====== Data in this exercise ======
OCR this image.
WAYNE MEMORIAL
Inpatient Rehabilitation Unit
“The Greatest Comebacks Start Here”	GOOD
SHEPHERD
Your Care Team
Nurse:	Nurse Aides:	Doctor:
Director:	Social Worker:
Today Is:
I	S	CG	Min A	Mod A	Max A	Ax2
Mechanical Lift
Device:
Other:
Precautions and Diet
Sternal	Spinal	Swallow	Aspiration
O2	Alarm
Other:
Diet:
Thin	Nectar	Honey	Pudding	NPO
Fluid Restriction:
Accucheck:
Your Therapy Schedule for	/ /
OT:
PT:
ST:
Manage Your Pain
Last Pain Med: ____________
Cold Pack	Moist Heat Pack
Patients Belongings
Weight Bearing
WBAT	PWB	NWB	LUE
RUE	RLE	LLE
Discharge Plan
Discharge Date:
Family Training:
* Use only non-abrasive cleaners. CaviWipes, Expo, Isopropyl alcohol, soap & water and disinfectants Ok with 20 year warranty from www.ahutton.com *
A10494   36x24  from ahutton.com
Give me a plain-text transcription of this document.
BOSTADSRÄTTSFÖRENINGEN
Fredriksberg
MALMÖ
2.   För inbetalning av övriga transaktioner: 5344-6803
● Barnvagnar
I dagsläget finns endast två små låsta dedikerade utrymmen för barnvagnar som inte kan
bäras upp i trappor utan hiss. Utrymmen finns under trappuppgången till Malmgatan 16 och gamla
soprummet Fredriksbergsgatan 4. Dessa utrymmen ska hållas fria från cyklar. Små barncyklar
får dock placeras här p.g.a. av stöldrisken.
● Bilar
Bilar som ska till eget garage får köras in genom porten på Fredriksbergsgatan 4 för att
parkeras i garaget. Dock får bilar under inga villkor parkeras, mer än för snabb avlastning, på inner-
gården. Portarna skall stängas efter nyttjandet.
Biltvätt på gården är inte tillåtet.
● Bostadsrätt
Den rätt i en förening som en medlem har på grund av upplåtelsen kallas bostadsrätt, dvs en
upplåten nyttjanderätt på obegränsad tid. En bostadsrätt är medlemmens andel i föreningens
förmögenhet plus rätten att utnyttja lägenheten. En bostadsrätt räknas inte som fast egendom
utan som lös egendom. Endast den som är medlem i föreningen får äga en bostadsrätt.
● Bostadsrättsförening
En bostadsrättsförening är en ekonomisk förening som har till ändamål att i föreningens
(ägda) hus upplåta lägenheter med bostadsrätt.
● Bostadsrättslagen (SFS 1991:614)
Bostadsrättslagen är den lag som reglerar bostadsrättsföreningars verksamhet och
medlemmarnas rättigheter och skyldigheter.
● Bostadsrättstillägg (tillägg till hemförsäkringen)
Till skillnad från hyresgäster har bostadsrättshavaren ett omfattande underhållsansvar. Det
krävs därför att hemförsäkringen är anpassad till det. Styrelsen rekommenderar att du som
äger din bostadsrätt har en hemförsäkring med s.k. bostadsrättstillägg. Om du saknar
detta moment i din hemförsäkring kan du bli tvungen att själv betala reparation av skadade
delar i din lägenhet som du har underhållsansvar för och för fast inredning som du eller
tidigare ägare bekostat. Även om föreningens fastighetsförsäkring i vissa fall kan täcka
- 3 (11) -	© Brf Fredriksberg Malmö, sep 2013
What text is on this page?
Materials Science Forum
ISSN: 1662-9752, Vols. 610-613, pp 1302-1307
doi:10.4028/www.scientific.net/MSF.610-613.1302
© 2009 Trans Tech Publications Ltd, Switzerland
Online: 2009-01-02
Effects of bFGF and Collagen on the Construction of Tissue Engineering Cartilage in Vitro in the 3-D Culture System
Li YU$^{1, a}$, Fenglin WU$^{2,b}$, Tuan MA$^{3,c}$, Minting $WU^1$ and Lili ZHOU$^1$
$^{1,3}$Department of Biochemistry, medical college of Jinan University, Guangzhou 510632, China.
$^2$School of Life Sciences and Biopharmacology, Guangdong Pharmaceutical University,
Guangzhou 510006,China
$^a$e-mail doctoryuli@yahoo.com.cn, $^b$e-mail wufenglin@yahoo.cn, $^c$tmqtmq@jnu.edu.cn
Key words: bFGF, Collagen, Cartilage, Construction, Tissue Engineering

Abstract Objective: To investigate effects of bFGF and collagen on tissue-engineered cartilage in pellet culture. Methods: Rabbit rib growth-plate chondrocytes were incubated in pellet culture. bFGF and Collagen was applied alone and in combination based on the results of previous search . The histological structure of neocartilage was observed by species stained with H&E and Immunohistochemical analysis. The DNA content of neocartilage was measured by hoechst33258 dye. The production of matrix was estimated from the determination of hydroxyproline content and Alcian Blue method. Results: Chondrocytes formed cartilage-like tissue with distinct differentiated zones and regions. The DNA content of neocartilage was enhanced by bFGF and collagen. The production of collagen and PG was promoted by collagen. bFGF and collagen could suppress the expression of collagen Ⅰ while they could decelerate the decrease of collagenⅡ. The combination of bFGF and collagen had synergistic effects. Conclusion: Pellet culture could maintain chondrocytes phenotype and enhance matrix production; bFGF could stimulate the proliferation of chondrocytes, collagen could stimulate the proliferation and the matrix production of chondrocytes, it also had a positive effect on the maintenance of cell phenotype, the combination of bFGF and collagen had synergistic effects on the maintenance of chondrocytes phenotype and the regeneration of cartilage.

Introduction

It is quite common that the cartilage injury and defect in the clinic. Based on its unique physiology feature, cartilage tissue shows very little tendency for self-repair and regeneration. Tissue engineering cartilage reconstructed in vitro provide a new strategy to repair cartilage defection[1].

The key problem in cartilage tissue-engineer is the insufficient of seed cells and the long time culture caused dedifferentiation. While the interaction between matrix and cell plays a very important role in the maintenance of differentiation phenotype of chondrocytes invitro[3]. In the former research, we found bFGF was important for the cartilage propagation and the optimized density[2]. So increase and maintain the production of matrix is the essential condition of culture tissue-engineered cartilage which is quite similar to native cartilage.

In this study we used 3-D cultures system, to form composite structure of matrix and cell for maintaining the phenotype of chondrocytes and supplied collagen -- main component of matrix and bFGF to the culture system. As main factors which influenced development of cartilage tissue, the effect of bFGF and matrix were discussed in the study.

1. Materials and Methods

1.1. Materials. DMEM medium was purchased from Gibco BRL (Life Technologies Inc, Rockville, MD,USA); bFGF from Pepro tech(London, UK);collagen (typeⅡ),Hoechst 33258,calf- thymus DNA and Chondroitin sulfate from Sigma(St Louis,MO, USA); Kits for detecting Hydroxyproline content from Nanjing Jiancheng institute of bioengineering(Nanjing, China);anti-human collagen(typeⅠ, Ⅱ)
======
- Exercise requirements: Pick out every line of the listing containing the word "Your", and show those lines.

- Solved exercise:
Your Care Team
Your Therapy Schedule for	/ /
Manage Your Pain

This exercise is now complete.